**WHAT IS REQUIRED:** Below are some entries. Work out how many of their lines hold the word "level", and write that number alone.

--- start ---

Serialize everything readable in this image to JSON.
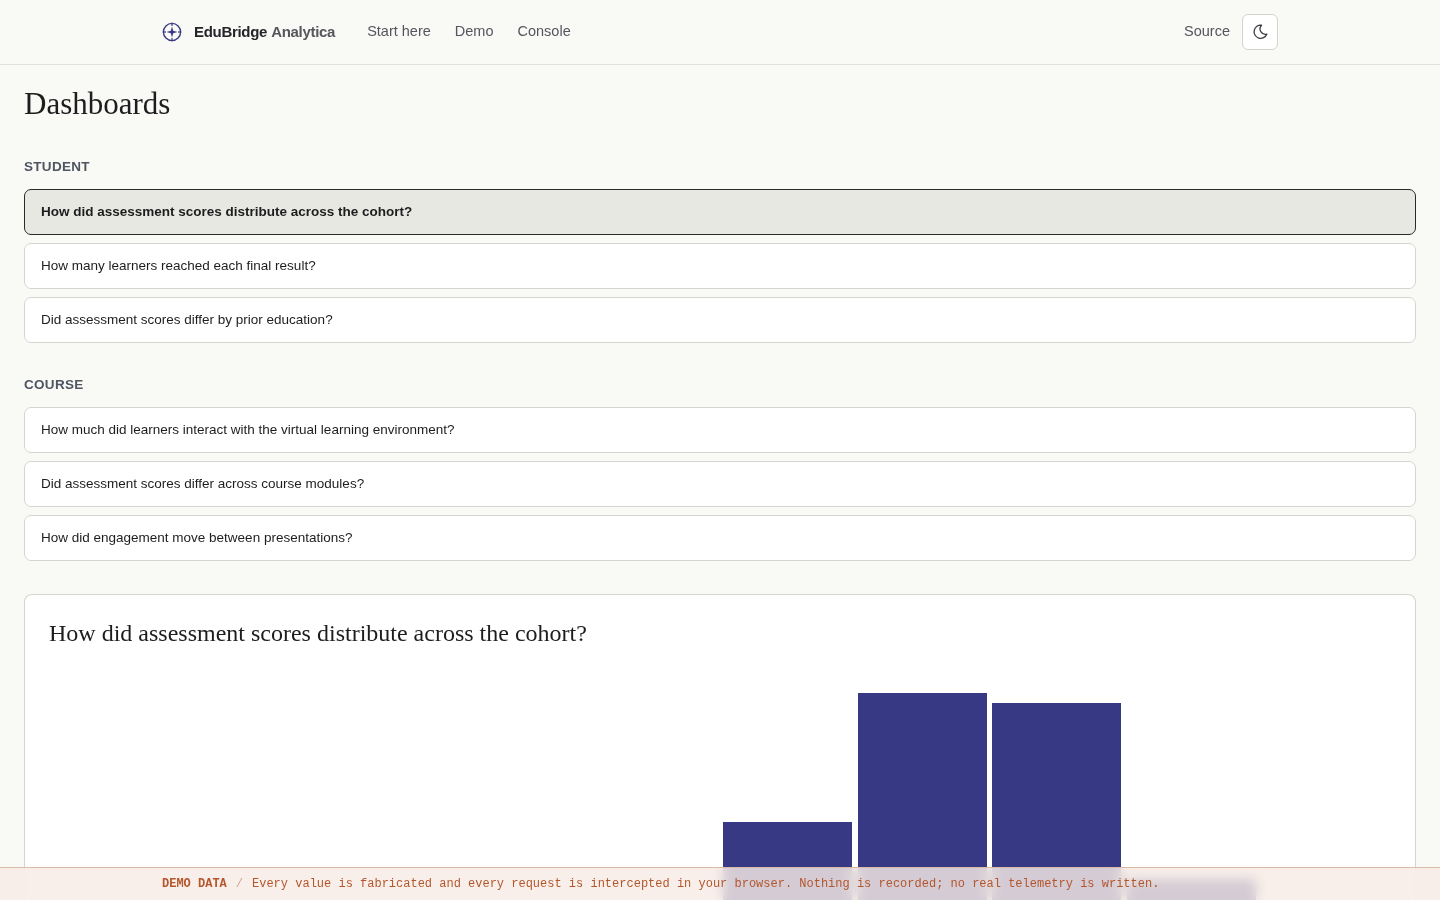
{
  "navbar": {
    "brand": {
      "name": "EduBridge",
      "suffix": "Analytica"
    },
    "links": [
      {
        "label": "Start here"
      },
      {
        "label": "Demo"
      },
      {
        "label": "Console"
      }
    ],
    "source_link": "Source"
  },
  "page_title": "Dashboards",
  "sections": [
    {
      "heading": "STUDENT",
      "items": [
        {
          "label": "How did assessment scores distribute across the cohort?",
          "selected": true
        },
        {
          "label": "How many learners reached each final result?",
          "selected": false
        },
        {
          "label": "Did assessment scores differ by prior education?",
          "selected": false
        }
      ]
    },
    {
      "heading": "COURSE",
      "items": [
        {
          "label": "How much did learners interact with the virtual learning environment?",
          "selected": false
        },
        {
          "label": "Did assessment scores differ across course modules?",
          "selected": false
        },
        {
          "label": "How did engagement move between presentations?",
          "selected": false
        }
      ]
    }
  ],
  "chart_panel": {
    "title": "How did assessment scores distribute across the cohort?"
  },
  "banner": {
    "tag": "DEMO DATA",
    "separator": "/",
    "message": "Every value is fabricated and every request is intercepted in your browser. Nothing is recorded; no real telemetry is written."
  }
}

--- end ---
--- start ---

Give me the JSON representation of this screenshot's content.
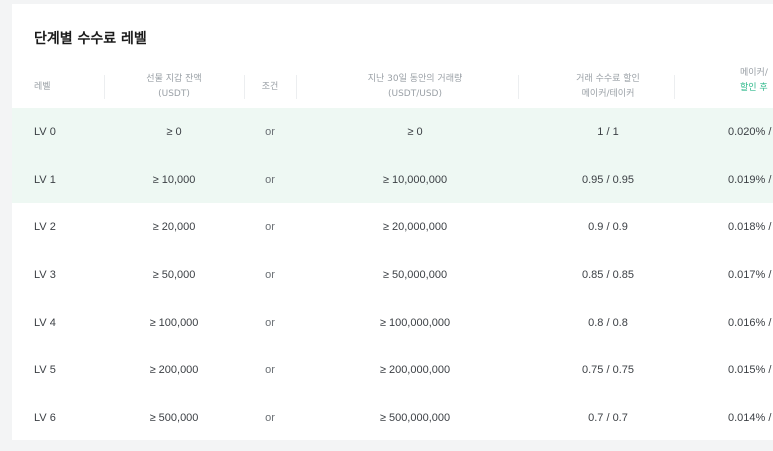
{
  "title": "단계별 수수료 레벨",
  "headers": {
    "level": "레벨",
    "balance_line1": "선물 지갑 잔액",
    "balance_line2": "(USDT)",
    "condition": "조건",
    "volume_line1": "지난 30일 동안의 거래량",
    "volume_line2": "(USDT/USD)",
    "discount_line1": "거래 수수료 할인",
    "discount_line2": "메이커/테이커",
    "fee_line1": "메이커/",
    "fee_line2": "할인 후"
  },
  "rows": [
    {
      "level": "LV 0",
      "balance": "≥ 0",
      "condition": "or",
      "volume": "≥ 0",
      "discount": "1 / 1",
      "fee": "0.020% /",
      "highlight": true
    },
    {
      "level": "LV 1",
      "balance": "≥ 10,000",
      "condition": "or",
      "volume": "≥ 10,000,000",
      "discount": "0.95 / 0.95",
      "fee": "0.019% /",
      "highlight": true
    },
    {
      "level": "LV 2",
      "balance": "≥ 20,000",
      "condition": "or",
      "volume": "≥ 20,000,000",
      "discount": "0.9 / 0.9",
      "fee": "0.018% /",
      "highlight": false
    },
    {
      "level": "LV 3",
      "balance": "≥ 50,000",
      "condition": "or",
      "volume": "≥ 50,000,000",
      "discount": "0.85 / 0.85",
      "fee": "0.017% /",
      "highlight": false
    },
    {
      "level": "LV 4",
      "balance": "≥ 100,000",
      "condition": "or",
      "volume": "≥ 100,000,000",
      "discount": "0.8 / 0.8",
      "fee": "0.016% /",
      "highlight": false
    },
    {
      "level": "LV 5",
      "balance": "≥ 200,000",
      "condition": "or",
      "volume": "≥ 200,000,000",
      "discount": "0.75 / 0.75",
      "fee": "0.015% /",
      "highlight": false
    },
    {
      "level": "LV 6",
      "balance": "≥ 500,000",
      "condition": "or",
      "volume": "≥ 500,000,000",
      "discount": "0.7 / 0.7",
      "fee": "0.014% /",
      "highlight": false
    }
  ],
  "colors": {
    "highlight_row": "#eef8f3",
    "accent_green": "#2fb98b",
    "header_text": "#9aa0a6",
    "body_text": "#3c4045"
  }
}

--- end ---

**SOLUTION FOR THIS EXERCISE:** 8